** Written problem **
Without the pictures, set down the records below word for word.

------------

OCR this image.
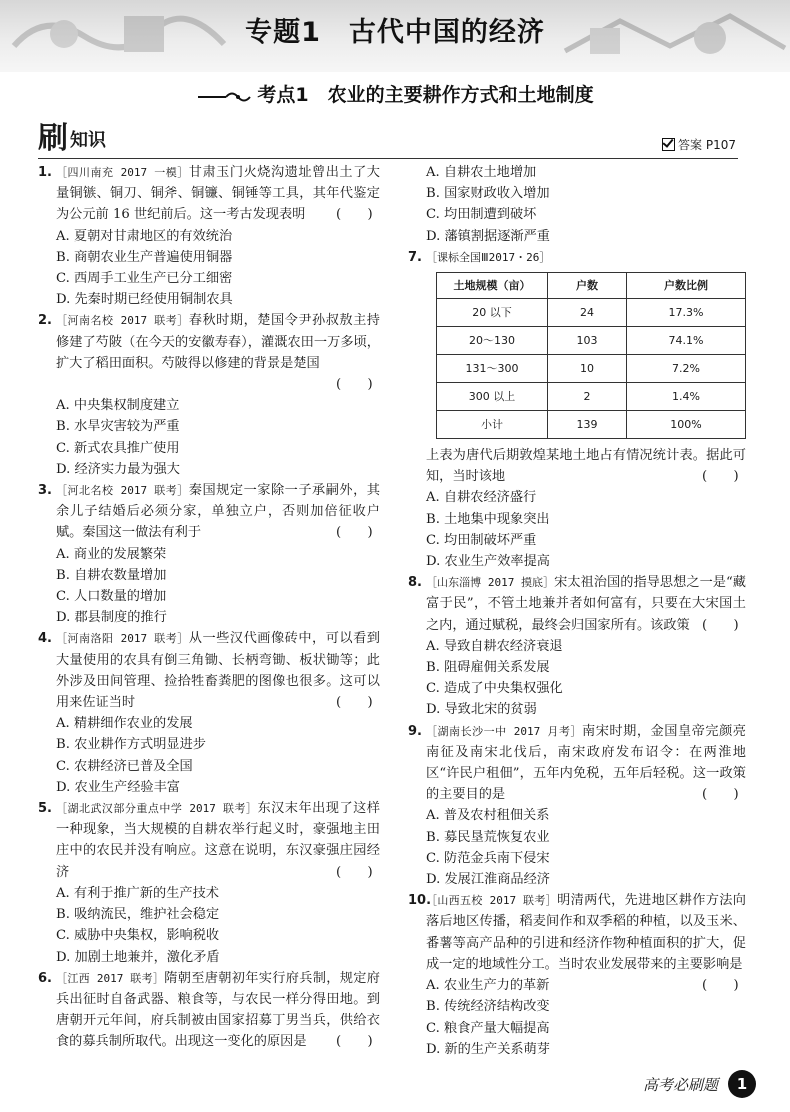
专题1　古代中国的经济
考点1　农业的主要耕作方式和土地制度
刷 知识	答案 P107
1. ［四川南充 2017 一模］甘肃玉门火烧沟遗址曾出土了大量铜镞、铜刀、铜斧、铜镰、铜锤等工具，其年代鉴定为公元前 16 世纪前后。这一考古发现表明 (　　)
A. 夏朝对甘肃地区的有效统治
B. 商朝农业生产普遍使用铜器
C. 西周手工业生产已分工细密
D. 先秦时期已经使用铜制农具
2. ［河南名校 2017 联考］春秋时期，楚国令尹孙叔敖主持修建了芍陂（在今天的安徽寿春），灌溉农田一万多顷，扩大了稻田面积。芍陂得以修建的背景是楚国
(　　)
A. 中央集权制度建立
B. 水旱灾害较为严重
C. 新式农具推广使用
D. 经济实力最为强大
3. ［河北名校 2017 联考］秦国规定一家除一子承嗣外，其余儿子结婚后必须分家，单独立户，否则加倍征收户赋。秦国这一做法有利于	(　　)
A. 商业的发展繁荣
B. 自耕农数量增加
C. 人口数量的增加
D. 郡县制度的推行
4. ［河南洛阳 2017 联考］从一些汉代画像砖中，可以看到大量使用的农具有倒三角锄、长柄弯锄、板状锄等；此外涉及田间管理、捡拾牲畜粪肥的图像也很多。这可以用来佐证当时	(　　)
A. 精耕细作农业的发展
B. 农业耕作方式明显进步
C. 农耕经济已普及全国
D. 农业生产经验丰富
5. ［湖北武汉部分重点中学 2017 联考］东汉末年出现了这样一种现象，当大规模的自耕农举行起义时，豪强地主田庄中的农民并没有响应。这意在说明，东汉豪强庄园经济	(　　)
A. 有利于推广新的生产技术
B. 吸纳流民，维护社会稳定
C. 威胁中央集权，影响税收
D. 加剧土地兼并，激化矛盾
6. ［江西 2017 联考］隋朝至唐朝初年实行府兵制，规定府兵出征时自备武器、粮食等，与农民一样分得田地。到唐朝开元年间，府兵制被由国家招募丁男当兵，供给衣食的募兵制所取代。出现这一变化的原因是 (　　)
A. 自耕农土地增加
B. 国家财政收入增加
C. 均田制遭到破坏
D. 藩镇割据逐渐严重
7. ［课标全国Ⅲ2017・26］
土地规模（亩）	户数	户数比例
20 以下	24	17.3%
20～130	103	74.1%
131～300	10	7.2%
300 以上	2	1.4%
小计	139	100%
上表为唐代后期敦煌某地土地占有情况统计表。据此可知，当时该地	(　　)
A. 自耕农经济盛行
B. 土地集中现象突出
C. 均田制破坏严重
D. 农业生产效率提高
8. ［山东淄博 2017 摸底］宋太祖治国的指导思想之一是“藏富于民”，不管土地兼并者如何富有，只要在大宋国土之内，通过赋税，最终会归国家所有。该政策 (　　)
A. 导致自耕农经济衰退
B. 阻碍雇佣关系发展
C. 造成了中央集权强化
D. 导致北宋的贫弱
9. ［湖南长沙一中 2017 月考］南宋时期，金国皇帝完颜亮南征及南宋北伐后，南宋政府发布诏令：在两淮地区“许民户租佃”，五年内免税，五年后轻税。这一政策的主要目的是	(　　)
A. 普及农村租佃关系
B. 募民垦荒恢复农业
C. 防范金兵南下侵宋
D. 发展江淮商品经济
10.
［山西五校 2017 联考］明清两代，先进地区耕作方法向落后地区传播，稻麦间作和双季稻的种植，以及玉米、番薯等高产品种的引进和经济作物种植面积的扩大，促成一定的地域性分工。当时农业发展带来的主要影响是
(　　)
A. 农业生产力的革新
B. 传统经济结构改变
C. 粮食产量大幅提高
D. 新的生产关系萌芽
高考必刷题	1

------------

** Full output **
OCR this image.
专题1　古代中国的经济
考点1　农业的主要耕作方式和土地制度
刷 知识	答案 P107
1. ［四川南充 2017 一模］甘肃玉门火烧沟遗址曾出土了大量铜镞、铜刀、铜斧、铜镰、铜锤等工具，其年代鉴定为公元前 16 世纪前后。这一考古发现表明 (　　)
A. 夏朝对甘肃地区的有效统治
B. 商朝农业生产普遍使用铜器
C. 西周手工业生产已分工细密
D. 先秦时期已经使用铜制农具
2. ［河南名校 2017 联考］春秋时期，楚国令尹孙叔敖主持修建了芍陂（在今天的安徽寿春），灌溉农田一万多顷，扩大了稻田面积。芍陂得以修建的背景是楚国
(　　)
A. 中央集权制度建立
B. 水旱灾害较为严重
C. 新式农具推广使用
D. 经济实力最为强大
3. ［河北名校 2017 联考］秦国规定一家除一子承嗣外，其余儿子结婚后必须分家，单独立户，否则加倍征收户赋。秦国这一做法有利于	(　　)
A. 商业的发展繁荣
B. 自耕农数量增加
C. 人口数量的增加
D. 郡县制度的推行
4. ［河南洛阳 2017 联考］从一些汉代画像砖中，可以看到大量使用的农具有倒三角锄、长柄弯锄、板状锄等；此外涉及田间管理、捡拾牲畜粪肥的图像也很多。这可以用来佐证当时	(　　)
A. 精耕细作农业的发展
B. 农业耕作方式明显进步
C. 农耕经济已普及全国
D. 农业生产经验丰富
5. ［湖北武汉部分重点中学 2017 联考］东汉末年出现了这样一种现象，当大规模的自耕农举行起义时，豪强地主田庄中的农民并没有响应。这意在说明，东汉豪强庄园经济	(　　)
A. 有利于推广新的生产技术
B. 吸纳流民，维护社会稳定
C. 威胁中央集权，影响税收
D. 加剧土地兼并，激化矛盾
6. ［江西 2017 联考］隋朝至唐朝初年实行府兵制，规定府兵出征时自备武器、粮食等，与农民一样分得田地。到唐朝开元年间，府兵制被由国家招募丁男当兵，供给衣食的募兵制所取代。出现这一变化的原因是 (　　)
A. 自耕农土地增加
B. 国家财政收入增加
C. 均田制遭到破坏
D. 藩镇割据逐渐严重
7. ［课标全国Ⅲ2017・26］
土地规模（亩）	户数	户数比例
20 以下	24	17.3%
20～130	103	74.1%
131～300	10	7.2%
300 以上	2	1.4%
小计	139	100%
上表为唐代后期敦煌某地土地占有情况统计表。据此可知，当时该地	(　　)
A. 自耕农经济盛行
B. 土地集中现象突出
C. 均田制破坏严重
D. 农业生产效率提高
8. ［山东淄博 2017 摸底］宋太祖治国的指导思想之一是“藏富于民”，不管土地兼并者如何富有，只要在大宋国土之内，通过赋税，最终会归国家所有。该政策 (　　)
A. 导致自耕农经济衰退
B. 阻碍雇佣关系发展
C. 造成了中央集权强化
D. 导致北宋的贫弱
9. ［湖南长沙一中 2017 月考］南宋时期，金国皇帝完颜亮南征及南宋北伐后，南宋政府发布诏令：在两淮地区“许民户租佃”，五年内免税，五年后轻税。这一政策的主要目的是	(　　)
A. 普及农村租佃关系
B. 募民垦荒恢复农业
C. 防范金兵南下侵宋
D. 发展江淮商品经济
10.
［山西五校 2017 联考］明清两代，先进地区耕作方法向落后地区传播，稻麦间作和双季稻的种植，以及玉米、番薯等高产品种的引进和经济作物种植面积的扩大，促成一定的地域性分工。当时农业发展带来的主要影响是
(　　)
A. 农业生产力的革新
B. 传统经济结构改变
C. 粮食产量大幅提高
D. 新的生产关系萌芽
高考必刷题	1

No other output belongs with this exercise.